• _Stored dataset items_:
((

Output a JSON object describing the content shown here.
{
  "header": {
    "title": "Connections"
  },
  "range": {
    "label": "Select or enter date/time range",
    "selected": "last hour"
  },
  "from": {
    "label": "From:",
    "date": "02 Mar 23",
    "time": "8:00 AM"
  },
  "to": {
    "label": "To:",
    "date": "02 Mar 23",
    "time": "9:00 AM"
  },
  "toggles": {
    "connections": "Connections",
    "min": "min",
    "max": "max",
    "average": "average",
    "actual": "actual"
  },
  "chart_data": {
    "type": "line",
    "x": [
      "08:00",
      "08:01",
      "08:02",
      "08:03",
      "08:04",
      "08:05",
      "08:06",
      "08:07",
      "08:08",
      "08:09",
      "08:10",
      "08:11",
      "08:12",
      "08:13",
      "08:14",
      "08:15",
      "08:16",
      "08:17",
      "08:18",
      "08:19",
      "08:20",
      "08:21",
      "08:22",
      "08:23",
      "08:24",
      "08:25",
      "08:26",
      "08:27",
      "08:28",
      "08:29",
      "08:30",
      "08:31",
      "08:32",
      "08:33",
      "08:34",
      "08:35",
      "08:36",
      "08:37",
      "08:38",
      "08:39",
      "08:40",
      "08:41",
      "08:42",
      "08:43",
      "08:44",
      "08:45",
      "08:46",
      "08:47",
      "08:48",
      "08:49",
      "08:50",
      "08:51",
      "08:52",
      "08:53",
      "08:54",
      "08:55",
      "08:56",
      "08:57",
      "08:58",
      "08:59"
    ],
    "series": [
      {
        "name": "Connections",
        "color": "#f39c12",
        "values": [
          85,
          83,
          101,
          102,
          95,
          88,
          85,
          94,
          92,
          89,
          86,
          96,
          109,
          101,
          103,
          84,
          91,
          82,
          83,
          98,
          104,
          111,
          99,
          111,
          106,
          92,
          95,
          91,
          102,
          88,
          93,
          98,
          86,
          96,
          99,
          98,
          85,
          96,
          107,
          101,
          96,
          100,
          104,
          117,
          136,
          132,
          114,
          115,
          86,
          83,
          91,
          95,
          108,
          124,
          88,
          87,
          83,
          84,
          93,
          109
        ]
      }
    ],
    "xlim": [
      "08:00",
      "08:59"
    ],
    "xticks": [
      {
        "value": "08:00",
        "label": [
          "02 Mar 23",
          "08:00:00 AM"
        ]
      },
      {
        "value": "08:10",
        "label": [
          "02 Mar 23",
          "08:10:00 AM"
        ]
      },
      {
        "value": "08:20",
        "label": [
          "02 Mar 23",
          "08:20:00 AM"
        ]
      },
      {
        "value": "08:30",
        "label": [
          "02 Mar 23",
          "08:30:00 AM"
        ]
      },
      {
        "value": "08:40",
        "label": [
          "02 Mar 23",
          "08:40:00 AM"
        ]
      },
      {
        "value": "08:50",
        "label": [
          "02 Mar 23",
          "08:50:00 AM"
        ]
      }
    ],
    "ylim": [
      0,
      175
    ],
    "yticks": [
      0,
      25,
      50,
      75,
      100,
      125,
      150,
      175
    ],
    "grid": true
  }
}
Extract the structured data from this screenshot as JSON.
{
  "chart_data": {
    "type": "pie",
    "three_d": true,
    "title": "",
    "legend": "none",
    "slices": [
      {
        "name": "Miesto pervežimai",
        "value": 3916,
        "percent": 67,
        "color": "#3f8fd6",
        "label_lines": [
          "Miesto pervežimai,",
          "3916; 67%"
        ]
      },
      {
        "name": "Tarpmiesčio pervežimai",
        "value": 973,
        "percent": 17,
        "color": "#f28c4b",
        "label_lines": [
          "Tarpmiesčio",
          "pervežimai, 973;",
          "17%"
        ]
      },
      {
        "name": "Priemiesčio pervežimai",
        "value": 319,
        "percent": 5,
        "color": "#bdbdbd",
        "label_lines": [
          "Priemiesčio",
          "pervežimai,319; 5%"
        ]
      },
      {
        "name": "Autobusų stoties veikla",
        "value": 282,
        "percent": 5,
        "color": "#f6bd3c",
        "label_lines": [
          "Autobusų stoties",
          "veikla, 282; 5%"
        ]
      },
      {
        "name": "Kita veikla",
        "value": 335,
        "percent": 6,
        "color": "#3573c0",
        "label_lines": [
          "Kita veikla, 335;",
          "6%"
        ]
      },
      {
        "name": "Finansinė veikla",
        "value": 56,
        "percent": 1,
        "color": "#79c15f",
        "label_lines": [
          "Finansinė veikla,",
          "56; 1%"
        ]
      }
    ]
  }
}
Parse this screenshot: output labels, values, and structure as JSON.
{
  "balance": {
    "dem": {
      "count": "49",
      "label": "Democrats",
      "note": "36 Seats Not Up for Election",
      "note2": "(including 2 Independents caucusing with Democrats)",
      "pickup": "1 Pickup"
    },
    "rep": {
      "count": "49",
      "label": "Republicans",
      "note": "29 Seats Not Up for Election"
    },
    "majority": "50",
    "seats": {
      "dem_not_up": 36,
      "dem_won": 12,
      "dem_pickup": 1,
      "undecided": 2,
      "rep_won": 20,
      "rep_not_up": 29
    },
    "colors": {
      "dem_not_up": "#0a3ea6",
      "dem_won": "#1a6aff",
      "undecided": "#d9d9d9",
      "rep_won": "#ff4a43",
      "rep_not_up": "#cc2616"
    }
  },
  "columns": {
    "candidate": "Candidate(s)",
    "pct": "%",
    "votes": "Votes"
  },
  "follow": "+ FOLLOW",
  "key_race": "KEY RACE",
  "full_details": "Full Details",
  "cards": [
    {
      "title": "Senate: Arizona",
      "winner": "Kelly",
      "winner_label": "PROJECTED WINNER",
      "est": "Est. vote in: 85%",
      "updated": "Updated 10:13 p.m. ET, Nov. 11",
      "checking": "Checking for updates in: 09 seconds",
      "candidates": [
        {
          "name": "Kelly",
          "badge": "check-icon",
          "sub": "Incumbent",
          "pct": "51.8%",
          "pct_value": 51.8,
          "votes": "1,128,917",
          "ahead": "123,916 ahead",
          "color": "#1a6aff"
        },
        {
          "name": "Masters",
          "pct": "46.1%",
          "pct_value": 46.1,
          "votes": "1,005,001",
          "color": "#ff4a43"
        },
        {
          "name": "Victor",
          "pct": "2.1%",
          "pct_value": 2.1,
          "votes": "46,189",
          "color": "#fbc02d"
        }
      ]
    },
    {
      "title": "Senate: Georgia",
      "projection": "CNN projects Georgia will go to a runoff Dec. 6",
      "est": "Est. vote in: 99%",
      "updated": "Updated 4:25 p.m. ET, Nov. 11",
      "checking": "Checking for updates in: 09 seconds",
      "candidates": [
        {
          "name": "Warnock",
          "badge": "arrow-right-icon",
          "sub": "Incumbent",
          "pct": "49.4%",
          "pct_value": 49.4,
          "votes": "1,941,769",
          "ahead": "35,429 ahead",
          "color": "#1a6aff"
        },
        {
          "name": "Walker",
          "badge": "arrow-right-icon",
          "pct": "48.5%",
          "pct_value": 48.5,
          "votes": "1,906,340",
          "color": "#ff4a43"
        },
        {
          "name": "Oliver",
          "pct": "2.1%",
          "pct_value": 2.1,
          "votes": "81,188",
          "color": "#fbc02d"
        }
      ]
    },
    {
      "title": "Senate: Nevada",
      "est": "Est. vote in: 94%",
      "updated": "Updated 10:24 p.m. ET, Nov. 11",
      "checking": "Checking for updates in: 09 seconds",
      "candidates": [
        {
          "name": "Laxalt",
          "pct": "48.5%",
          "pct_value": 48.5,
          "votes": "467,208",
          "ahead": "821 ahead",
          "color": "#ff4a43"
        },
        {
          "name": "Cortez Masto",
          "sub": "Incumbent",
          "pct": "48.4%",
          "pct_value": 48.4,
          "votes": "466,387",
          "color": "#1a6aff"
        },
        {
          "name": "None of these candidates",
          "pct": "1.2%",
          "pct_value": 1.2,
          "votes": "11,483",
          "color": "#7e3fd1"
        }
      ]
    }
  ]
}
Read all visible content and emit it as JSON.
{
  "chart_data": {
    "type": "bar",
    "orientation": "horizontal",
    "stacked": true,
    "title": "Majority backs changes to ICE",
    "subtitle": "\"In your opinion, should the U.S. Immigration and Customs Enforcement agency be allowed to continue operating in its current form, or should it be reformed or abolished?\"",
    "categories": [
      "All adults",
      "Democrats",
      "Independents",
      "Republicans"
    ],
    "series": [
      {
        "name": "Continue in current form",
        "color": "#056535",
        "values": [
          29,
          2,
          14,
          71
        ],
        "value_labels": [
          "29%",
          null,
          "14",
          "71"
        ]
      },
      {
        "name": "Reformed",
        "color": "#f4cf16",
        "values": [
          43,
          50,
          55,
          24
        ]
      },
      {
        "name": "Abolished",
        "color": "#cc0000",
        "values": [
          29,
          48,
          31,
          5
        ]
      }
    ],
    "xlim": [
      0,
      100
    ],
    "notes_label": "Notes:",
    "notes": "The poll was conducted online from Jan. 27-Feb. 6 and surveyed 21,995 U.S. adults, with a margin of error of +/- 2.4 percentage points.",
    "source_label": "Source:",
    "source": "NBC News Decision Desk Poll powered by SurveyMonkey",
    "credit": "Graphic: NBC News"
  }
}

))

• _STATED EXERCISE_:
Using the entries above, find all lines with "content". Copy them.

• _RESPONSE_:
Output a JSON object describing the content shown here.
Read all visible content and emit it as JSON.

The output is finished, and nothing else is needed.